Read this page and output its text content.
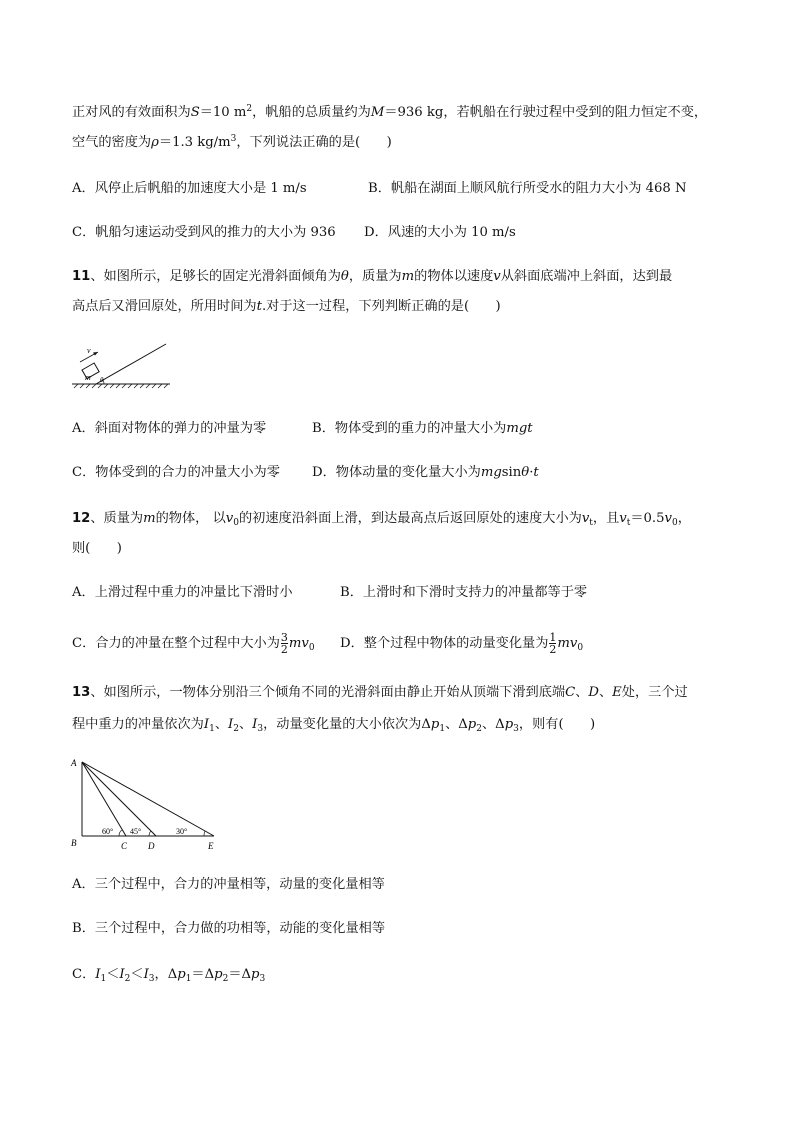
正对风的有效面积为S＝10 $m^2$，帆船的总质量约为M＝936 kg，若帆船在行驶过程中受到的阻力恒定不变，
空气的密度为ρ＝1.3 $kg/m^3$，下列说法正确的是(　　)
A．风停止后帆船的加速度大小是 1 m/s	B．帆船在湖面上顺风航行所受水的阻力大小为 468 N
C．帆船匀速运动受到风的推力的大小为 936 D．风速的大小为 10 m/s
11、如图所示，足够长的固定光滑斜面倾角为θ，质量为m的物体以速度v从斜面底端冲上斜面，达到最
高点后又滑回原处，所用时间为t.对于这一过程，下列判断正确的是(　　)
m
v
θ
A．斜面对物体的弹力的冲量为零	B．物体受到的重力的冲量大小为mgt
C．物体受到的合力的冲量大小为零 D．物体动量的变化量大小为mgsinθ·t
12、质量为m的物体， 以$v_0$的初速度沿斜面上滑，到达最高点后返回原处的速度大小为$v_t$，且$v_t=0.5v_0$，
则(　　)
A．上滑过程中重力的冲量比下滑时小	B．上滑时和下滑时支持力的冲量都等于零
C．合力的冲量在整个过程中大小为 $\frac{3}{2} mv_0$ D．整个过程中物体的动量变化量为 $\frac{1}{2} mv_0$
13、如图所示，一物体分别沿三个倾角不同的光滑斜面由静止开始从顶端下滑到底端C、D、E处，三个过
程中重力的冲量依次为$I_1$、$I_2$、$I_3$，动量变化量的大小依次为$\Delta p_1$、$\Delta p_2$、$\Delta p_3$，则有(　　)
A
B	C D	E
60° 45°	30°
A．三个过程中，合力的冲量相等，动量的变化量相等
B．三个过程中，合力做的功相等，动能的变化量相等
C．$I_1<I_2<I_3$，$\Delta p_1=\Delta p_2=\Delta p_3$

# Exercise goal
Quote the data above in full, leaving out the pictures it holds.

# Exercise response
Read this page and output its text content.
正对风的有效面积为S＝10 $m^2$，帆船的总质量约为M＝936 kg，若帆船在行驶过程中受到的阻力恒定不变，
空气的密度为ρ＝1.3 $kg/m^3$，下列说法正确的是(　　)
A．风停止后帆船的加速度大小是 1 m/s	B．帆船在湖面上顺风航行所受水的阻力大小为 468 N
C．帆船匀速运动受到风的推力的大小为 936 D．风速的大小为 10 m/s
11、如图所示，足够长的固定光滑斜面倾角为θ，质量为m的物体以速度v从斜面底端冲上斜面，达到最
高点后又滑回原处，所用时间为t.对于这一过程，下列判断正确的是(　　)
m
v
θ
A．斜面对物体的弹力的冲量为零	B．物体受到的重力的冲量大小为mgt
C．物体受到的合力的冲量大小为零 D．物体动量的变化量大小为mgsinθ·t
12、质量为m的物体， 以$v_0$的初速度沿斜面上滑，到达最高点后返回原处的速度大小为$v_t$，且$v_t=0.5v_0$，
则(　　)
A．上滑过程中重力的冲量比下滑时小	B．上滑时和下滑时支持力的冲量都等于零
C．合力的冲量在整个过程中大小为 $\frac{3}{2} mv_0$ D．整个过程中物体的动量变化量为 $\frac{1}{2} mv_0$
13、如图所示，一物体分别沿三个倾角不同的光滑斜面由静止开始从顶端下滑到底端C、D、E处，三个过
程中重力的冲量依次为$I_1$、$I_2$、$I_3$，动量变化量的大小依次为$\Delta p_1$、$\Delta p_2$、$\Delta p_3$，则有(　　)
A
B	C D	E
60° 45°	30°
A．三个过程中，合力的冲量相等，动量的变化量相等
B．三个过程中，合力做的功相等，动能的变化量相等
C．$I_1<I_2<I_3$，$\Delta p_1=\Delta p_2=\Delta p_3$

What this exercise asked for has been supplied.